Problem details
Print the complete set of entries exactly.

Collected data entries
# # # # #

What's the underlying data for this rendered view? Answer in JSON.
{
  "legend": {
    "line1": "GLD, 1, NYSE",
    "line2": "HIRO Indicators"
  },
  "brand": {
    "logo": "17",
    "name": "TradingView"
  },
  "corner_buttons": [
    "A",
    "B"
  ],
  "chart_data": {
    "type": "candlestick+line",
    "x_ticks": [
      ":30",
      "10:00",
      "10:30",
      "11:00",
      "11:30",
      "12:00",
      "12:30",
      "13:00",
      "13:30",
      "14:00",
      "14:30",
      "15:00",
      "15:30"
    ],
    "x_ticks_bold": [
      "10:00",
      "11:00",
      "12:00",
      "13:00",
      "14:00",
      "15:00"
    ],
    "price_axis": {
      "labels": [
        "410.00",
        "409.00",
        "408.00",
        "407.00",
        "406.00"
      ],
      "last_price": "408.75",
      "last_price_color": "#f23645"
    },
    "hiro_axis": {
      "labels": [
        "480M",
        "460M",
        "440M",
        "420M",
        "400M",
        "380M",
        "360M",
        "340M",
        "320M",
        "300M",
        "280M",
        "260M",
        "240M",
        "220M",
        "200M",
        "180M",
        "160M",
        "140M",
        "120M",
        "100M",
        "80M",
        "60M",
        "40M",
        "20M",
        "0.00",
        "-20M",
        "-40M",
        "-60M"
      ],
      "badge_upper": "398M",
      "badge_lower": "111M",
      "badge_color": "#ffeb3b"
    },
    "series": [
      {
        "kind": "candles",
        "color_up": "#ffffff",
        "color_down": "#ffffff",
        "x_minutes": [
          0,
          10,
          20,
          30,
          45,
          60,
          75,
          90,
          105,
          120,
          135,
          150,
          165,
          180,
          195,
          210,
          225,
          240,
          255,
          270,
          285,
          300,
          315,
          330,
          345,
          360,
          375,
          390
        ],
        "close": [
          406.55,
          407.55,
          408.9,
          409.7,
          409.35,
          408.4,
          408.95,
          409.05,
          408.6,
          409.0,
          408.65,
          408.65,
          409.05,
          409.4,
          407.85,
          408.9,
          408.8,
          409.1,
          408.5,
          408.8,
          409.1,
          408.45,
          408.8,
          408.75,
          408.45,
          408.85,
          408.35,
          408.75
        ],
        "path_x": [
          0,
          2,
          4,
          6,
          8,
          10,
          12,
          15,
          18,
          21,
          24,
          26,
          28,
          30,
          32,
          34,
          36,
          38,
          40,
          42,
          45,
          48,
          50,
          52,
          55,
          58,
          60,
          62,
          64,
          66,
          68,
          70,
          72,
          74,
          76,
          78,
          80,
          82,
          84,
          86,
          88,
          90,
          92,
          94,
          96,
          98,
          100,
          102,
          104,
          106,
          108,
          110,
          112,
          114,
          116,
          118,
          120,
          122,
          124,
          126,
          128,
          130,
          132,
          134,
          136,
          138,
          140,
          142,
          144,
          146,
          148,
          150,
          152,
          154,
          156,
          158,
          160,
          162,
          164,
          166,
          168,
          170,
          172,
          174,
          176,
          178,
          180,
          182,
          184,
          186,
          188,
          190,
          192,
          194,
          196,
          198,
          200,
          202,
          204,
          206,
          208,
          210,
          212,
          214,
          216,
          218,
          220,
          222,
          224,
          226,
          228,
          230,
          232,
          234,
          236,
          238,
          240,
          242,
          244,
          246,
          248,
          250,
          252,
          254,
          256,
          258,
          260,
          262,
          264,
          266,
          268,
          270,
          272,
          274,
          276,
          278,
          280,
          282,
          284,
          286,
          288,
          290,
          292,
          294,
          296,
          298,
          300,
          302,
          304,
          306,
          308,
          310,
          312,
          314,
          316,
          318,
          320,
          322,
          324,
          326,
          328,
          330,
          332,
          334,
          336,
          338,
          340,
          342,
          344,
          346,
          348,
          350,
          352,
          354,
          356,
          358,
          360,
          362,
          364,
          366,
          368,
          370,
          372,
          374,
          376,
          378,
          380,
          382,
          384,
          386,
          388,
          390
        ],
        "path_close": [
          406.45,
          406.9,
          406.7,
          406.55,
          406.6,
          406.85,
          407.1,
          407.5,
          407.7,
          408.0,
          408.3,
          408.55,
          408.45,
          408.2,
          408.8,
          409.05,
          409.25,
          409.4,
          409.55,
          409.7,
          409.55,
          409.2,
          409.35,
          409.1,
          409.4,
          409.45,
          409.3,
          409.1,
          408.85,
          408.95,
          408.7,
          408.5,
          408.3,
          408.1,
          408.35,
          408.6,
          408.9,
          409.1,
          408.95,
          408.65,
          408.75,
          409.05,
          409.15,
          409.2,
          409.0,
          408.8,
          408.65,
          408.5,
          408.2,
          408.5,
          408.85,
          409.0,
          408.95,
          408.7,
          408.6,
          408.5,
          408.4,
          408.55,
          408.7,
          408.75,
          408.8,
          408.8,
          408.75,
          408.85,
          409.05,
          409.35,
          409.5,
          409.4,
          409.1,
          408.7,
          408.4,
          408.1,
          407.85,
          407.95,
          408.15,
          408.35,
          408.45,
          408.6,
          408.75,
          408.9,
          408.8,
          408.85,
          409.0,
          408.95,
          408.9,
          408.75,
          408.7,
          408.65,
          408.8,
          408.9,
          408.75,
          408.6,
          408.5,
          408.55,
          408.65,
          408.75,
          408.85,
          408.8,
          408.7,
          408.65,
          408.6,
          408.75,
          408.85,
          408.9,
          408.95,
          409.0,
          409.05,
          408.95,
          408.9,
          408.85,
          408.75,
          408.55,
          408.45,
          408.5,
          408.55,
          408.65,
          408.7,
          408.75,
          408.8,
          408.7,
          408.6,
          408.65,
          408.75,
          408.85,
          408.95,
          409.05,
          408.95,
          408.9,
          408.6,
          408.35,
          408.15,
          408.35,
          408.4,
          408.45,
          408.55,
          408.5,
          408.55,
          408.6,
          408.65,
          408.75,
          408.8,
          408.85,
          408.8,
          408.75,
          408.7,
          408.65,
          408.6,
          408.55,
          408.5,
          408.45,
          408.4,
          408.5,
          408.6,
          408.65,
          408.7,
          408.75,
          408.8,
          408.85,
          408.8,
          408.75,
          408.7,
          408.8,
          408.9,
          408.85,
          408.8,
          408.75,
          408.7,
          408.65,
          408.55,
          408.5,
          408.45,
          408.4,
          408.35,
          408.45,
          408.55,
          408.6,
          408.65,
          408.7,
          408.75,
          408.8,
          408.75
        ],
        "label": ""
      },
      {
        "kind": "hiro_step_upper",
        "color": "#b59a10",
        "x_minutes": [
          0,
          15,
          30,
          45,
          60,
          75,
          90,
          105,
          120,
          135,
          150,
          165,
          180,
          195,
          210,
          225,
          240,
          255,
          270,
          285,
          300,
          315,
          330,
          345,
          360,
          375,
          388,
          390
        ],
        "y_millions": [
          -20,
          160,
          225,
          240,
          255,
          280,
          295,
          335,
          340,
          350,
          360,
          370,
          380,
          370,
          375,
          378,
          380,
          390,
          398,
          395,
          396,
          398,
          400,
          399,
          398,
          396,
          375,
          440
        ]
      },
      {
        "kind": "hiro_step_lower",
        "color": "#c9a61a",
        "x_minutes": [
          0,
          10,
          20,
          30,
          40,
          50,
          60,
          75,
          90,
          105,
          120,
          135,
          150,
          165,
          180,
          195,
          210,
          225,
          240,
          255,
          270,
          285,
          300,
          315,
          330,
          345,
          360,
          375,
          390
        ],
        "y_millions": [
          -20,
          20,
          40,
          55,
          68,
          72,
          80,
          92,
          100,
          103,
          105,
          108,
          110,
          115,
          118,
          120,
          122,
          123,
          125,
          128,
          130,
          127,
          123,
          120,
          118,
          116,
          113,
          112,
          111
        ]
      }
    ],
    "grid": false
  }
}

# # # # #

Output of the task
What's the underlying data for this rendered view? Answer in JSON.
{
  "legend": {
    "line1": "GLD, 1, NYSE",
    "line2": "HIRO Indicators"
  },
  "brand": {
    "logo": "17",
    "name": "TradingView"
  },
  "corner_buttons": [
    "A",
    "B"
  ],
  "chart_data": {
    "type": "candlestick+line",
    "x_ticks": [
      ":30",
      "10:00",
      "10:30",
      "11:00",
      "11:30",
      "12:00",
      "12:30",
      "13:00",
      "13:30",
      "14:00",
      "14:30",
      "15:00",
      "15:30"
    ],
    "x_ticks_bold": [
      "10:00",
      "11:00",
      "12:00",
      "13:00",
      "14:00",
      "15:00"
    ],
    "price_axis": {
      "labels": [
        "410.00",
        "409.00",
        "408.00",
        "407.00",
        "406.00"
      ],
      "last_price": "408.75",
      "last_price_color": "#f23645"
    },
    "hiro_axis": {
      "labels": [
        "480M",
        "460M",
        "440M",
        "420M",
        "400M",
        "380M",
        "360M",
        "340M",
        "320M",
        "300M",
        "280M",
        "260M",
        "240M",
        "220M",
        "200M",
        "180M",
        "160M",
        "140M",
        "120M",
        "100M",
        "80M",
        "60M",
        "40M",
        "20M",
        "0.00",
        "-20M",
        "-40M",
        "-60M"
      ],
      "badge_upper": "398M",
      "badge_lower": "111M",
      "badge_color": "#ffeb3b"
    },
    "series": [
      {
        "kind": "candles",
        "color_up": "#ffffff",
        "color_down": "#ffffff",
        "x_minutes": [
          0,
          10,
          20,
          30,
          45,
          60,
          75,
          90,
          105,
          120,
          135,
          150,
          165,
          180,
          195,
          210,
          225,
          240,
          255,
          270,
          285,
          300,
          315,
          330,
          345,
          360,
          375,
          390
        ],
        "close": [
          406.55,
          407.55,
          408.9,
          409.7,
          409.35,
          408.4,
          408.95,
          409.05,
          408.6,
          409.0,
          408.65,
          408.65,
          409.05,
          409.4,
          407.85,
          408.9,
          408.8,
          409.1,
          408.5,
          408.8,
          409.1,
          408.45,
          408.8,
          408.75,
          408.45,
          408.85,
          408.35,
          408.75
        ],
        "path_x": [
          0,
          2,
          4,
          6,
          8,
          10,
          12,
          15,
          18,
          21,
          24,
          26,
          28,
          30,
          32,
          34,
          36,
          38,
          40,
          42,
          45,
          48,
          50,
          52,
          55,
          58,
          60,
          62,
          64,
          66,
          68,
          70,
          72,
          74,
          76,
          78,
          80,
          82,
          84,
          86,
          88,
          90,
          92,
          94,
          96,
          98,
          100,
          102,
          104,
          106,
          108,
          110,
          112,
          114,
          116,
          118,
          120,
          122,
          124,
          126,
          128,
          130,
          132,
          134,
          136,
          138,
          140,
          142,
          144,
          146,
          148,
          150,
          152,
          154,
          156,
          158,
          160,
          162,
          164,
          166,
          168,
          170,
          172,
          174,
          176,
          178,
          180,
          182,
          184,
          186,
          188,
          190,
          192,
          194,
          196,
          198,
          200,
          202,
          204,
          206,
          208,
          210,
          212,
          214,
          216,
          218,
          220,
          222,
          224,
          226,
          228,
          230,
          232,
          234,
          236,
          238,
          240,
          242,
          244,
          246,
          248,
          250,
          252,
          254,
          256,
          258,
          260,
          262,
          264,
          266,
          268,
          270,
          272,
          274,
          276,
          278,
          280,
          282,
          284,
          286,
          288,
          290,
          292,
          294,
          296,
          298,
          300,
          302,
          304,
          306,
          308,
          310,
          312,
          314,
          316,
          318,
          320,
          322,
          324,
          326,
          328,
          330,
          332,
          334,
          336,
          338,
          340,
          342,
          344,
          346,
          348,
          350,
          352,
          354,
          356,
          358,
          360,
          362,
          364,
          366,
          368,
          370,
          372,
          374,
          376,
          378,
          380,
          382,
          384,
          386,
          388,
          390
        ],
        "path_close": [
          406.45,
          406.9,
          406.7,
          406.55,
          406.6,
          406.85,
          407.1,
          407.5,
          407.7,
          408.0,
          408.3,
          408.55,
          408.45,
          408.2,
          408.8,
          409.05,
          409.25,
          409.4,
          409.55,
          409.7,
          409.55,
          409.2,
          409.35,
          409.1,
          409.4,
          409.45,
          409.3,
          409.1,
          408.85,
          408.95,
          408.7,
          408.5,
          408.3,
          408.1,
          408.35,
          408.6,
          408.9,
          409.1,
          408.95,
          408.65,
          408.75,
          409.05,
          409.15,
          409.2,
          409.0,
          408.8,
          408.65,
          408.5,
          408.2,
          408.5,
          408.85,
          409.0,
          408.95,
          408.7,
          408.6,
          408.5,
          408.4,
          408.55,
          408.7,
          408.75,
          408.8,
          408.8,
          408.75,
          408.85,
          409.05,
          409.35,
          409.5,
          409.4,
          409.1,
          408.7,
          408.4,
          408.1,
          407.85,
          407.95,
          408.15,
          408.35,
          408.45,
          408.6,
          408.75,
          408.9,
          408.8,
          408.85,
          409.0,
          408.95,
          408.9,
          408.75,
          408.7,
          408.65,
          408.8,
          408.9,
          408.75,
          408.6,
          408.5,
          408.55,
          408.65,
          408.75,
          408.85,
          408.8,
          408.7,
          408.65,
          408.6,
          408.75,
          408.85,
          408.9,
          408.95,
          409.0,
          409.05,
          408.95,
          408.9,
          408.85,
          408.75,
          408.55,
          408.45,
          408.5,
          408.55,
          408.65,
          408.7,
          408.75,
          408.8,
          408.7,
          408.6,
          408.65,
          408.75,
          408.85,
          408.95,
          409.05,
          408.95,
          408.9,
          408.6,
          408.35,
          408.15,
          408.35,
          408.4,
          408.45,
          408.55,
          408.5,
          408.55,
          408.6,
          408.65,
          408.75,
          408.8,
          408.85,
          408.8,
          408.75,
          408.7,
          408.65,
          408.6,
          408.55,
          408.5,
          408.45,
          408.4,
          408.5,
          408.6,
          408.65,
          408.7,
          408.75,
          408.8,
          408.85,
          408.8,
          408.75,
          408.7,
          408.8,
          408.9,
          408.85,
          408.8,
          408.75,
          408.7,
          408.65,
          408.55,
          408.5,
          408.45,
          408.4,
          408.35,
          408.45,
          408.55,
          408.6,
          408.65,
          408.7,
          408.75,
          408.8,
          408.75
        ],
        "label": ""
      },
      {
        "kind": "hiro_step_upper",
        "color": "#b59a10",
        "x_minutes": [
          0,
          15,
          30,
          45,
          60,
          75,
          90,
          105,
          120,
          135,
          150,
          165,
          180,
          195,
          210,
          225,
          240,
          255,
          270,
          285,
          300,
          315,
          330,
          345,
          360,
          375,
          388,
          390
        ],
        "y_millions": [
          -20,
          160,
          225,
          240,
          255,
          280,
          295,
          335,
          340,
          350,
          360,
          370,
          380,
          370,
          375,
          378,
          380,
          390,
          398,
          395,
          396,
          398,
          400,
          399,
          398,
          396,
          375,
          440
        ]
      },
      {
        "kind": "hiro_step_lower",
        "color": "#c9a61a",
        "x_minutes": [
          0,
          10,
          20,
          30,
          40,
          50,
          60,
          75,
          90,
          105,
          120,
          135,
          150,
          165,
          180,
          195,
          210,
          225,
          240,
          255,
          270,
          285,
          300,
          315,
          330,
          345,
          360,
          375,
          390
        ],
        "y_millions": [
          -20,
          20,
          40,
          55,
          68,
          72,
          80,
          92,
          100,
          103,
          105,
          108,
          110,
          115,
          118,
          120,
          122,
          123,
          125,
          128,
          130,
          127,
          123,
          120,
          118,
          116,
          113,
          112,
          111
        ]
      }
    ],
    "grid": false
  }
}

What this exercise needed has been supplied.